**Stated problem**:
Copy, from the entries below, each line in which the string "Ortega" appears.

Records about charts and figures
===
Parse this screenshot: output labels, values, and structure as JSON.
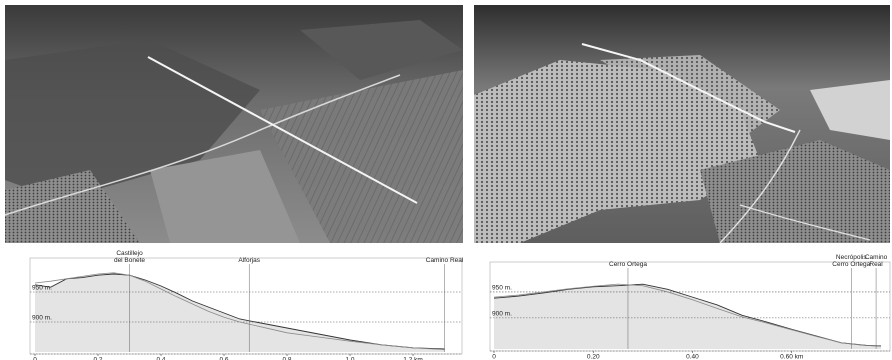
{
  "chart_data": [
    {
      "type": "line",
      "x": [
        0,
        0.05,
        0.1,
        0.15,
        0.2,
        0.25,
        0.3,
        0.35,
        0.4,
        0.45,
        0.5,
        0.55,
        0.6,
        0.65,
        0.7,
        0.75,
        0.8,
        0.9,
        1.0,
        1.1,
        1.2,
        1.3
      ],
      "series": [
        {
          "color": "#333333",
          "values": [
            962,
            958,
            972,
            974,
            978,
            980,
            978,
            970,
            960,
            948,
            935,
            925,
            915,
            905,
            900,
            895,
            890,
            880,
            870,
            862,
            857,
            855
          ]
        },
        {
          "color": "#8a8a8a",
          "values": [
            965,
            968,
            972,
            976,
            980,
            982,
            978,
            968,
            955,
            942,
            930,
            918,
            908,
            900,
            894,
            888,
            882,
            875,
            868,
            862,
            857,
            854
          ]
        }
      ],
      "xlim": [
        0,
        1.33
      ],
      "ylim": [
        850,
        1000
      ],
      "xticks": [
        0,
        0.2,
        0.4,
        0.6,
        0.8,
        {
          "value": 1.0,
          "label": "1.0"
        },
        {
          "value": 1.2,
          "label": "1.2 km"
        }
      ],
      "yticks": [
        {
          "value": 950,
          "label": "950 m."
        },
        {
          "value": 900,
          "label": "900 m."
        }
      ],
      "annotations": [
        {
          "text": "Castillejo\ndel Bonete",
          "x": 0.3
        },
        {
          "text": "Alforjas",
          "x": 0.68
        },
        {
          "text": "Camino Real",
          "x": 1.3
        }
      ]
    },
    {
      "type": "line",
      "x": [
        0,
        0.05,
        0.1,
        0.15,
        0.2,
        0.25,
        0.3,
        0.35,
        0.4,
        0.45,
        0.5,
        0.55,
        0.6,
        0.65,
        0.7,
        0.75,
        0.78
      ],
      "series": [
        {
          "color": "#333333",
          "values": [
            938,
            942,
            948,
            955,
            960,
            962,
            965,
            955,
            940,
            925,
            905,
            892,
            878,
            865,
            852,
            847,
            846
          ]
        },
        {
          "color": "#8a8a8a",
          "values": [
            940,
            944,
            950,
            956,
            961,
            965,
            962,
            950,
            935,
            918,
            902,
            890,
            877,
            864,
            852,
            847,
            845
          ]
        }
      ],
      "xlim": [
        0,
        0.79
      ],
      "ylim": [
        840,
        1000
      ],
      "xticks": [
        0,
        {
          "value": 0.2,
          "label": "0.20"
        },
        {
          "value": 0.4,
          "label": "0.40"
        },
        {
          "value": 0.6,
          "label": "0.60 km"
        }
      ],
      "yticks": [
        {
          "value": 950,
          "label": "950 m."
        },
        {
          "value": 900,
          "label": "900 m."
        }
      ],
      "annotations": [
        {
          "text": "Cerro Ortega",
          "x": 0.27
        },
        {
          "text": "Necrópolis\nCerro Ortega",
          "x": 0.72
        },
        {
          "text": "Camino\nReal",
          "x": 0.77
        }
      ]
    }
  ]
}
===
**Result for this task**:
          "text": "Cerro Ortega",
          "text": "Necrópolis\nCerro Ortega",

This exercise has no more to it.